Requirements: Please pull out each of the lines below that contains the word "elements", matching its case exactly.

Entries shown:
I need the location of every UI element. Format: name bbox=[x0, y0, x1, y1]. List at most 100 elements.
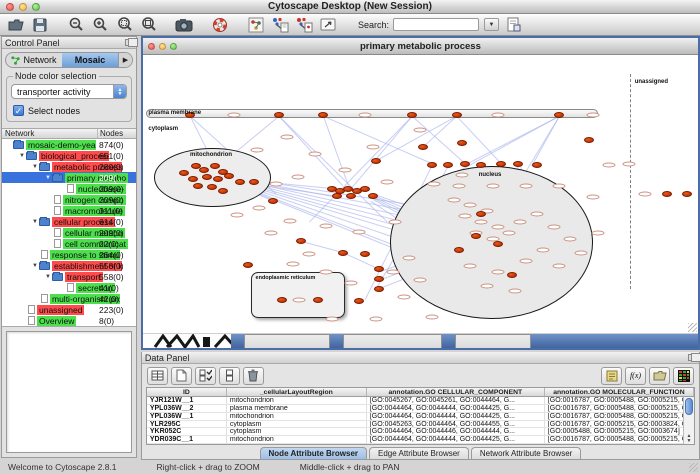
color-attribute-select[interactable]: transporter activity ▲▼ bbox=[11, 84, 127, 99]
graph-node[interactable] bbox=[374, 276, 384, 282]
tree-row[interactable]: unassigned223(0) bbox=[2, 304, 136, 315]
network-canvas[interactable]: plasma membrane cytoplasm mitochondrion … bbox=[143, 55, 698, 333]
graph-node[interactable] bbox=[213, 176, 223, 182]
column-header[interactable]: _cellularLayoutRegion bbox=[227, 388, 367, 396]
graph-node[interactable] bbox=[368, 193, 378, 199]
graph-node[interactable] bbox=[371, 158, 381, 164]
tab-overflow-button[interactable]: ▶ bbox=[118, 53, 132, 67]
background-window[interactable] bbox=[343, 334, 442, 348]
zoom-selected-button[interactable] bbox=[114, 16, 134, 34]
tree-row[interactable]: ▼primary metabo209(... bbox=[2, 172, 136, 183]
new-attribute-button[interactable] bbox=[171, 367, 192, 385]
tree-row[interactable]: cellular metabo209(0) bbox=[2, 227, 136, 238]
save-session-button[interactable] bbox=[30, 16, 50, 34]
graph-node[interactable] bbox=[207, 184, 217, 190]
search-input[interactable] bbox=[393, 18, 479, 31]
scrollbar-arrows[interactable]: ▲▼ bbox=[684, 434, 694, 444]
background-window[interactable] bbox=[455, 334, 531, 348]
snapshot-button[interactable] bbox=[174, 16, 194, 34]
graph-node[interactable] bbox=[452, 112, 462, 118]
tree-row[interactable]: ▼biological_process651(0) bbox=[2, 150, 136, 161]
background-window-edge[interactable] bbox=[531, 334, 698, 348]
tab-network[interactable]: Network bbox=[6, 53, 62, 67]
graph-node[interactable] bbox=[407, 112, 417, 118]
function-builder-button[interactable]: f(x) bbox=[625, 367, 646, 385]
graph-node[interactable] bbox=[338, 250, 348, 256]
graph-node[interactable] bbox=[274, 112, 284, 118]
graph-node[interactable] bbox=[277, 297, 287, 303]
graph-node[interactable] bbox=[235, 179, 245, 185]
graph-node[interactable] bbox=[188, 176, 198, 182]
column-header[interactable]: annotation.GO MOLECULAR_FUNCTION bbox=[545, 388, 694, 396]
graph-node[interactable] bbox=[457, 140, 467, 146]
scrollbar-thumb[interactable] bbox=[685, 398, 693, 415]
tab-network-attribute-browser[interactable]: Network Attribute Browser bbox=[471, 447, 581, 459]
graph-node[interactable] bbox=[532, 162, 542, 168]
graph-node[interactable] bbox=[202, 174, 212, 180]
graph-node[interactable] bbox=[313, 297, 323, 303]
graph-node[interactable] bbox=[249, 179, 259, 185]
float-panel-icon[interactable] bbox=[125, 39, 133, 46]
tree-row[interactable]: multi-organism pro42(0) bbox=[2, 293, 136, 304]
annotation-button[interactable] bbox=[318, 16, 338, 34]
graph-node[interactable] bbox=[476, 211, 486, 217]
tree-row[interactable]: cell communicat22(0) bbox=[2, 238, 136, 249]
column-header[interactable]: annotation.GO CELLULAR_COMPONENT bbox=[367, 388, 545, 396]
graph-node[interactable] bbox=[243, 262, 253, 268]
table-row[interactable]: YPL036W__1mitochondrion[GO:0044464, GO:0… bbox=[147, 413, 694, 421]
attribute-list-button[interactable] bbox=[219, 367, 240, 385]
graph-node[interactable] bbox=[443, 162, 453, 168]
select-attributes-button[interactable] bbox=[195, 367, 216, 385]
table-row[interactable]: YJR121W__1mitochondrion[GO:0045267, GO:0… bbox=[147, 397, 694, 405]
expander-icon[interactable]: ▼ bbox=[44, 175, 52, 181]
table-scrollbar[interactable]: ▲▼ bbox=[683, 397, 694, 444]
graph-node[interactable] bbox=[318, 112, 328, 118]
tree-row[interactable]: ▼establishment of lo558(0) bbox=[2, 260, 136, 271]
graph-node[interactable] bbox=[507, 272, 517, 278]
graph-node[interactable] bbox=[296, 238, 306, 244]
tree-row[interactable]: secretion41(0) bbox=[2, 282, 136, 293]
attribute-grid-button[interactable] bbox=[147, 367, 168, 385]
graph-node[interactable] bbox=[179, 170, 189, 176]
graph-node[interactable] bbox=[454, 247, 464, 253]
graph-node[interactable] bbox=[682, 191, 692, 197]
tab-edge-attribute-browser[interactable]: Edge Attribute Browser bbox=[369, 447, 469, 459]
graph-node[interactable] bbox=[354, 298, 364, 304]
zoom-in-button[interactable] bbox=[90, 16, 110, 34]
graph-node[interactable] bbox=[662, 191, 672, 197]
expander-icon[interactable]: ▼ bbox=[44, 274, 52, 280]
search-dropdown-button[interactable]: ▼ bbox=[484, 18, 499, 31]
open-session-button[interactable] bbox=[6, 16, 26, 34]
graph-node[interactable] bbox=[374, 286, 384, 292]
tree-row[interactable]: ▼cellular process614(0) bbox=[2, 216, 136, 227]
tree-row[interactable]: ▼metabolic process280(0) bbox=[2, 161, 136, 172]
window-resize-grip[interactable] bbox=[689, 463, 698, 472]
tree-row[interactable]: response to stimul264(0) bbox=[2, 249, 136, 260]
graph-node[interactable] bbox=[513, 161, 523, 167]
graph-node[interactable] bbox=[374, 266, 384, 272]
graph-node[interactable] bbox=[360, 186, 370, 192]
background-window[interactable] bbox=[244, 334, 330, 348]
graph-node[interactable] bbox=[199, 167, 209, 173]
graph-node[interactable] bbox=[471, 233, 481, 239]
tree-row[interactable]: nucleobase-209(0) bbox=[2, 183, 136, 194]
tree-row[interactable]: Overview8(0) bbox=[2, 315, 136, 326]
tree-column-network[interactable]: Network bbox=[2, 129, 98, 138]
expander-icon[interactable]: ▼ bbox=[18, 153, 26, 159]
graph-node[interactable] bbox=[476, 162, 486, 168]
graph-node[interactable] bbox=[427, 162, 437, 168]
import-attributes-button[interactable] bbox=[601, 367, 622, 385]
table-row[interactable]: YDR039C__1mitochondrion[GO:0044464, GO:0… bbox=[147, 436, 694, 444]
graph-node[interactable] bbox=[224, 173, 234, 179]
graph-node[interactable] bbox=[554, 112, 564, 118]
expander-icon[interactable]: ▼ bbox=[31, 219, 39, 225]
table-row[interactable]: YPL036W__2plasma membrane[GO:0044464, GO… bbox=[147, 405, 694, 413]
birds-eye-view[interactable] bbox=[6, 331, 132, 453]
graph-node[interactable] bbox=[418, 144, 428, 150]
network-window-titlebar[interactable]: primary metabolic process bbox=[143, 38, 698, 55]
float-panel-icon[interactable] bbox=[688, 354, 696, 361]
expander-icon[interactable]: ▼ bbox=[31, 164, 39, 170]
tree-column-nodes[interactable]: Nodes bbox=[98, 129, 136, 138]
export-network-button[interactable] bbox=[294, 16, 314, 34]
background-window-edge[interactable] bbox=[330, 334, 343, 348]
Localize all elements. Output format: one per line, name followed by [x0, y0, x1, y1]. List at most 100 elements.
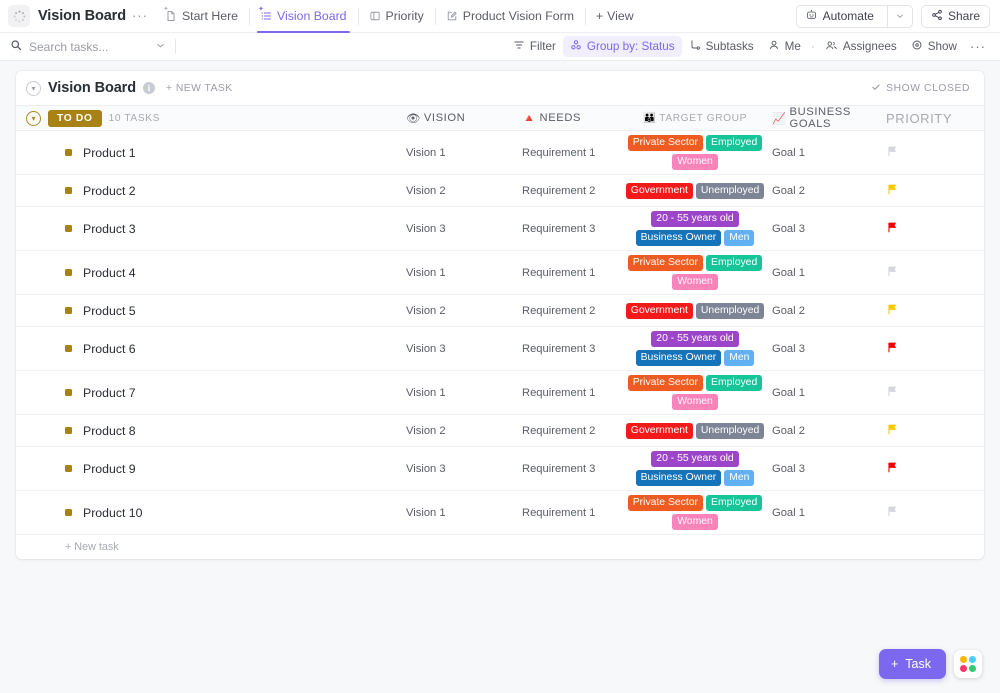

Solved problem:
I need the location of every UI element. Format: name bbox=[x0, y0, x1, y1]. List at most 100 elements.
Localize all elements. Output format: one per line, name followed by [x0, y0, x1, y1]. List at most 100 elements.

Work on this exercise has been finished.